REQUIRED TASK
Format the records starting at the line containing "List every element" and ending at the line containing "quicktag-label: link [206,59,228,73]" as a two-column CSV with the columns instruction and output. Give one row for each instruction, with its text and its answer each in a single quoted field, line breaks turned into spaces, and the pictures left out.

EXTRACTED RECORDS
......

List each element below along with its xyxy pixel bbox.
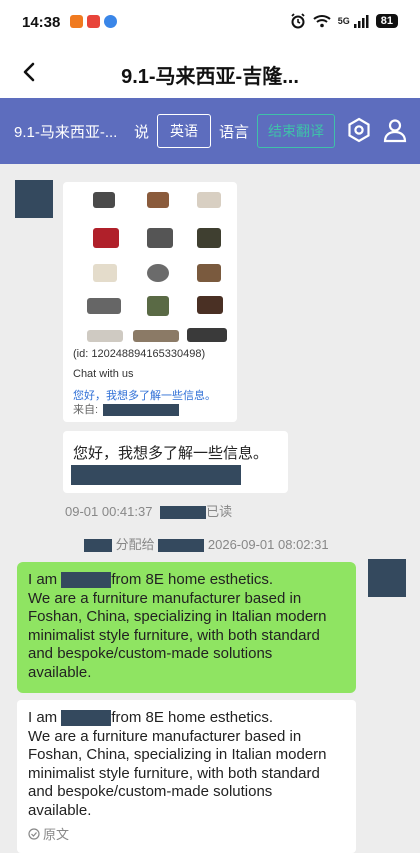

......

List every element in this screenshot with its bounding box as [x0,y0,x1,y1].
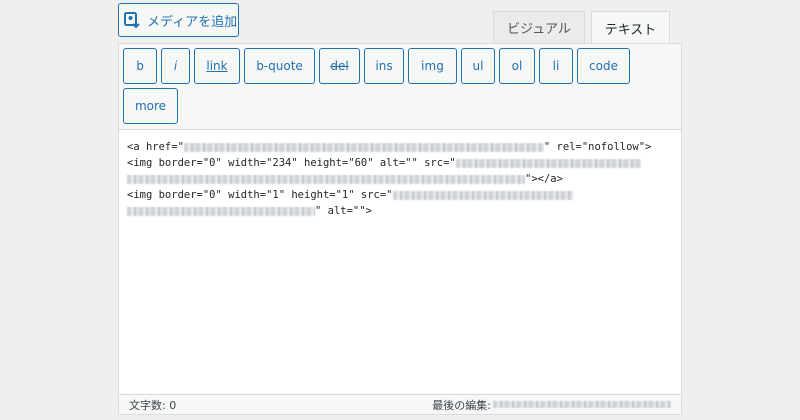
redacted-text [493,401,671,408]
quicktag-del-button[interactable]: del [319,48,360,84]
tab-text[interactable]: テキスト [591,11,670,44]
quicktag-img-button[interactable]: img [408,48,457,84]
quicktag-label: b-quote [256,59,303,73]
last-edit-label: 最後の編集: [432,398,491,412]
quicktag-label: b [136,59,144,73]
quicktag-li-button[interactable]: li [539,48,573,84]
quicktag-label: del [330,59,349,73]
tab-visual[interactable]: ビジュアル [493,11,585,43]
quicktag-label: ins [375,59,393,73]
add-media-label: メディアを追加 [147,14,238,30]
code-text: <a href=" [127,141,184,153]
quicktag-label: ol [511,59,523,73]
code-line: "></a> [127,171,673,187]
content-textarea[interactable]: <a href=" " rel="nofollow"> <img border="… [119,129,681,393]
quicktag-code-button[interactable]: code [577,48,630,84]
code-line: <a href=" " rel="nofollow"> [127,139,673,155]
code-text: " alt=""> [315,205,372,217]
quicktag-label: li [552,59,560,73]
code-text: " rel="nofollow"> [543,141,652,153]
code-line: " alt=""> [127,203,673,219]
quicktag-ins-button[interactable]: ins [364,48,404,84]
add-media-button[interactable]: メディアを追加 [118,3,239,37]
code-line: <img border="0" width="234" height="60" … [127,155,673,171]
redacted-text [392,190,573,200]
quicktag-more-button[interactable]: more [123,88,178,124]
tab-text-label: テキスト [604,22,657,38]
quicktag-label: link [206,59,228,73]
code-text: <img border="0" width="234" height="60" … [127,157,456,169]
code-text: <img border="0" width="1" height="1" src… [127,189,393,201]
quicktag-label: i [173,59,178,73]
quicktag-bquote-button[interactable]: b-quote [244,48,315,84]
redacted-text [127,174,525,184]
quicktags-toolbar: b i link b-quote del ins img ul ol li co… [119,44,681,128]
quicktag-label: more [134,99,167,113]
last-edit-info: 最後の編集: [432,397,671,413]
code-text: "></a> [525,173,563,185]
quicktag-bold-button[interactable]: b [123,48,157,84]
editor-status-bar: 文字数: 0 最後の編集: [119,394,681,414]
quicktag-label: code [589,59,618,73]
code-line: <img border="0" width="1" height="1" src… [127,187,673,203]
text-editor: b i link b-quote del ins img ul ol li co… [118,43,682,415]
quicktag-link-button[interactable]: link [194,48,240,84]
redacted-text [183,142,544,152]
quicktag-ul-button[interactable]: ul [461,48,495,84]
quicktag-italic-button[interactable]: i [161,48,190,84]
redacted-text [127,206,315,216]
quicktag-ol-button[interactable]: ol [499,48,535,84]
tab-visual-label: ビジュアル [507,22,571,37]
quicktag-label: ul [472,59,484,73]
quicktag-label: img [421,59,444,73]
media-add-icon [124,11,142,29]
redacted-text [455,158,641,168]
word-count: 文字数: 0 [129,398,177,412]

......

FINISHED TASK
instruction,output
"List every element in this screenshot with its bounding box as [x0,y0,x1,y1].","redacted-text [493,401,671,408] quicktag-del-button[interactable]: del [319,48,360,84] tab-text[interactable]: テキスト [591,11,670,44] quicktag-img-button[interactable]: img [408,48,457,84] quicktag-label: b-quote [256,59,303,73] last-edit-label: 最後の編集: [432,398,491,412] quicktag-label: b [136,59,144,73] quicktag-li-button[interactable]: li [539,48,573,84] quicktag-label: del [330,59,349,73] tab-visual[interactable]: ビジュアル [493,11,585,43] quicktag-label: ins [375,59,393,73] add-media-label: メディアを追加 [147,14,238,30] code-text: <a href="" [127,141,184,153] quicktag-label: ol [511,59,523,73] code-line: ""></a> [127,171,673,187] content-textarea[interactable]: <a href="" "" rel=""nofollow""> <img border=""… [119,129,681,393] quicktag-code-button[interactable]: code [577,48,630,84] code-line: <a href="" "" rel=""nofollow""> [127,139,673,155] code-text: "" alt=""""> [315,205,372,217] quicktag-label: li [552,59,560,73] code-text: "" rel=""nofollow""> [543,141,652,153] code-line: "" alt=""""> [127,203,673,219] quicktag-ins-button[interactable]: ins [364,48,404,84] add-media-button[interactable]: メディアを追加 [118,3,239,37] code-line: <img border=""0"" width=""234"" height=""60"" … [127,155,673,171] redacted-text [392,190,573,200] quicktag-more-button[interactable]: more [123,88,178,124] tab-text-label: テキスト [604,22,657,38] quicktag-label: link [206,59,228,73]"